Source extract>

- - - -

The latest Report about the State of the Alps published by the Alpine Convention dedicated to sustainable tourism stated that "after the energy sector, the transport sector is the second most important emitter of greenhouse gases in the European Union and when it comes to transport specific CO2 emission Kilometre per passenger, light duty vehicles are second to planes." Apart from this, the European Environment Agency estimates that up to the 80% of tourists travel to the Alps by car and from 1960 to 1994 car travel increased by 100%.

Although the Alps represent a heterogeneous system, the mobility challenges that the entire region has to face are quite similar: on the one hand the so-called "last mile accessibility" that guarantees a connection between stations in the valleys and the high altitude resorts, and on the other hand the possibility of individual routes by public transport within these destinations.

The railway network within the Alps is about 8400 km long, although a decrease in demand in the most remote areas has caused a cutback of entire routes, often replaced by buses. Since many people tend to prefer travelling in private cars, many public transport services are no more cost effective and are forced to further reduce their service: a vicious cycle that results in increasingly smaller number of passenger who use public transport. Accessibility on its own does not suffice to guarantee the success of a region if this is the only point of strength.

All this clearly points out the paradoxes of development in the Alpine area. How can one match such a fragile ecosystem with the needs of an increasingly demanding tourism on the one hand, and with the desires of a population that does not want to live on the margins? How can one safeguard the cultural peculiarity of each community, without shutting the doors to external contributions and influences? How can one both protect and manage, as a resource, the natural environment of the Alps?

- - - -

What the exercise asks> Copy out the passage on Alpine tourism and transport word for word.

Entries drawn from a collection>
- - - -

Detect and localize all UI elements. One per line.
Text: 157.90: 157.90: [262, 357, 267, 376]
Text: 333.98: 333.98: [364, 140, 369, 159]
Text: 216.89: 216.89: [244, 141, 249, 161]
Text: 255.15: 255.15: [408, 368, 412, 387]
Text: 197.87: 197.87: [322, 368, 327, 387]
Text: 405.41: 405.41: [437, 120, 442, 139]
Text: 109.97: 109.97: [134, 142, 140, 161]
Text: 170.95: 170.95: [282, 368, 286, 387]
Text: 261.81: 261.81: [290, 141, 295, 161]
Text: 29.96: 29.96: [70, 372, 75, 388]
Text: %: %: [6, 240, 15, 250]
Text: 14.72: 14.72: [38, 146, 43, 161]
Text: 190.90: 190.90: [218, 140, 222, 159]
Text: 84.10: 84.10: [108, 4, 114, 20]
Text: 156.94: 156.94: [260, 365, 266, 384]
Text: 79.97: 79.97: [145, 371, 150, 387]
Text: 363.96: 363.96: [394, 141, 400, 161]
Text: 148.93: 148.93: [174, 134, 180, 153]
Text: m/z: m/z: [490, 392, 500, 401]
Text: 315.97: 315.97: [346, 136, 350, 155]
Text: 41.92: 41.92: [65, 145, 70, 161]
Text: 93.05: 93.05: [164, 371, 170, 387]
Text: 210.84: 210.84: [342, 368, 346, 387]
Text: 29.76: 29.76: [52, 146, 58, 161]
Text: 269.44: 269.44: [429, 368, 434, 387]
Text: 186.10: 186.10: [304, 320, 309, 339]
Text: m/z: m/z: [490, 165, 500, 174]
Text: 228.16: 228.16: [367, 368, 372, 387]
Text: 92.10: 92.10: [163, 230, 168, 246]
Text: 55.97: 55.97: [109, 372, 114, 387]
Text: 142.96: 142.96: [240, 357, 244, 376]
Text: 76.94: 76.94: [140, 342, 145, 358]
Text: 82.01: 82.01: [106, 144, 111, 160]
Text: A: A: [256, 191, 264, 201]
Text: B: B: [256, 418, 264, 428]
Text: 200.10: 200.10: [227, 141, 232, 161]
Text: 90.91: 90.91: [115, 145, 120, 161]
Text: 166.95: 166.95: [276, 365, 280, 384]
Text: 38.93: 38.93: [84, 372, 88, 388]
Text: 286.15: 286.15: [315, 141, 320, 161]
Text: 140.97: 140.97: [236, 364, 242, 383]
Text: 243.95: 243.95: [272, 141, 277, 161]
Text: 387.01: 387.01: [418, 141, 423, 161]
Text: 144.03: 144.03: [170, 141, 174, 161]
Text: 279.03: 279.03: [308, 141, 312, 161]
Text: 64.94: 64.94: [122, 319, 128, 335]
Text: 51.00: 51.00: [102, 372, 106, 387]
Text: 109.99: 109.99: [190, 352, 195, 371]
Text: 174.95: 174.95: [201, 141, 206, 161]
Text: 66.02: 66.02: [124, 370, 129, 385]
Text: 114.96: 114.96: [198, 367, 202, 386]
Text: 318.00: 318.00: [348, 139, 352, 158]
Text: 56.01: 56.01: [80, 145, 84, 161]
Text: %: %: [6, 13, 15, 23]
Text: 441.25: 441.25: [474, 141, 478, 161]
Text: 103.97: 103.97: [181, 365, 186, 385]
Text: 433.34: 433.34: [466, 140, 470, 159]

- - - -

Output for this exercise>
The latest Report about the State of the Alps published by the Alpine Convention dedicated to sustainable tourism stated that "after the energy sector, the transport sector is the second most important emitter of greenhouse gases in the European Union and when it comes to transport specific CO2 emission Kilometre per passenger, light duty vehicles are second to planes." Apart from this, the European Environment Agency estimates that up to the 80% of tourists travel to the Alps by car and from 1960 to 1994 car travel increased by 100%.

Although the Alps represent a heterogeneous system, the mobility challenges that the entire region has to face are quite similar: on the one hand the so-called "last mile accessibility" that guarantees a connection between stations in the valleys and the high altitude resorts, and on the other hand the possibility of individual routes by public transport within these destinations.

The railway network within the Alps is about 8400 km long, although a decrease in demand in the most remote areas has caused a cutback of entire routes, often replaced by buses. Since many people tend to prefer travelling in private cars, many public transport services are no more cost effective and are forced to further reduce their service: a vicious cycle that results in increasingly smaller number of passenger who use public transport. Accessibility on its own does not suffice to guarantee the success of a region if this is the only point of strength.

All this clearly points out the paradoxes of development in the Alpine area. How can one match such a fragile ecosystem with the needs of an increasingly demanding tourism on the one hand, and with the desires of a population that does not want to live on the margins? How can one safeguard the cultural peculiarity of each community, without shutting the doors to external contributions and influences? How can one both protect and manage, as a resource, the natural environment of the Alps?